26 Mart 2013 Salı

Derry Ertekino Barselona 2





Sevgili okur,
İyisiniz umarım..
Bu yılki cemreler için kötü yola düşmüş diyorlar.
Gelemedi gitti bahar..
Bekleyecek de değilim.. Elbet gelir..
Kendi baharımı yaşamak elbet benim elimde.
Enerji çalan insanlardan ve ne idüğü belirsiz havadan kaçalım yeter !..
Pencereyi açarım, içime bahar doluyorsa odur !..
Bulutsuzluk Özlemi'nden ''Güneşimden Kaç'' adlı şarkıyı ayrıca öneririm..

...

Yine kemerleri bağlayalım derim.
Gezmelere devam çünkü..
Derry Ertekino Barselona  2 :)
(1.sini okudunuz besbelli  ? :) )

...


Barselona deyince kimimizin aklına spor kulubü gelir  bilirim.
İşte ben de  Ertekin Küçükandonyadis'i siz sevgili Derya'nın B Planı okurları için  Camp Nou'ya gönderdim.
Katalanlardan gerisinin Nou Camp dediği stadın adı Camp Nou .
Dışarıdan oldukça bakımsız ve küçük görünen stat,  Avrupa'nın en büyüğü. 1957 yılında yapılmış ve seyirci kapasitesi bugün 98.772 .
Ertekin'in dikkatini çekenlerden biri stadın içindeki küçük kilisecik. Pek sevdim.
Başka ülkelerden Barselona'da oynayanlar da unutulmamış .. Ekranlardaki ülke bayraklarını tıklıyormuşsunuz, Barselona'da oynamış futbolcu varsa adı sanı dökülüyormuş :)
__________
Yapılacak İş
Yukarıdaki Barselona yazısında "Yine kemerleri bağlayalım" ifadesinden "kulubü gelir  bilirim." ifadesine kadar olan kısmı hiçbir değişiklik yapmadan aktarır mısın?
__________
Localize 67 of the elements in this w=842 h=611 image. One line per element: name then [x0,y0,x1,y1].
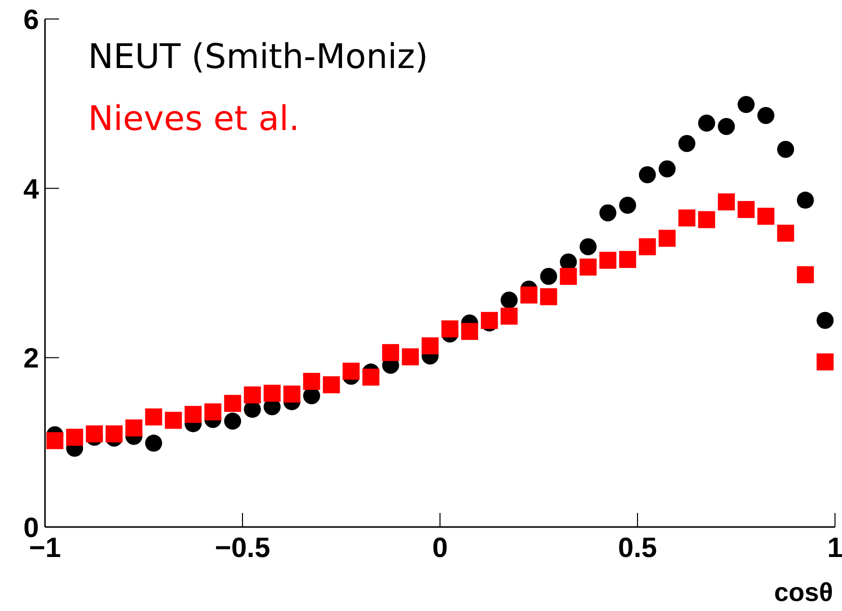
point [796,266,814,284]
point [816,353,834,370]
point [402,348,419,366]
text: NEUT (Smith-Moniz) [88,36,428,79]
point [757,208,774,225]
point [204,403,222,420]
point [322,376,340,394]
x-tick-label: −0.5 [214,532,270,563]
point [718,193,735,210]
x-tick-label: 0 [432,532,448,563]
point [441,320,458,338]
point [224,412,242,430]
x-axis-title: cosθ [774,577,833,607]
point [580,258,597,276]
point [738,96,755,114]
point [718,118,735,136]
point [796,192,814,209]
point [580,238,597,256]
point [816,312,834,329]
point [658,230,676,247]
point [362,368,380,386]
point [619,196,636,214]
point [738,201,755,218]
point [184,406,202,423]
point [540,268,558,285]
point [698,114,716,132]
point [757,107,774,124]
point [500,308,518,325]
point [283,386,300,403]
point [145,408,162,426]
point [599,252,616,269]
point [678,209,696,226]
point [303,372,320,390]
point [224,394,242,412]
point [638,166,656,184]
point [520,286,538,304]
y-tick-label: 2 [23,342,39,374]
point [777,224,794,242]
y-tick-label: 6 [23,4,39,35]
point [698,211,716,228]
text: Nieves et al. [88,98,301,141]
y-tick-label: 4 [23,173,40,204]
point [164,412,182,429]
point [619,250,636,268]
point [66,428,84,446]
point [422,337,439,354]
point [480,312,498,329]
point [658,160,676,178]
point [46,432,64,450]
point [500,292,518,309]
point [125,419,142,436]
point [264,384,281,402]
point [461,322,478,340]
point [244,386,261,404]
point [777,140,794,158]
point [540,288,558,306]
point [86,425,103,442]
point [678,134,696,152]
point [145,434,162,452]
point [560,268,577,285]
point [638,238,656,256]
point [342,362,360,380]
point [106,425,123,442]
x-tick-label: 0.5 [618,532,657,563]
x-tick-label: 1 [827,532,842,563]
point [599,204,616,222]
point [382,344,400,362]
__________
Doğru Yanıt
Yine kemerleri bağlayalım derim.
Gezmelere devam çünkü..
Derry Ertekino Barselona  2 :)
(1.sini okudunuz besbelli  ? :) )

...


Barselona deyince kimimizin aklına spor kulubü gelir  bilirim.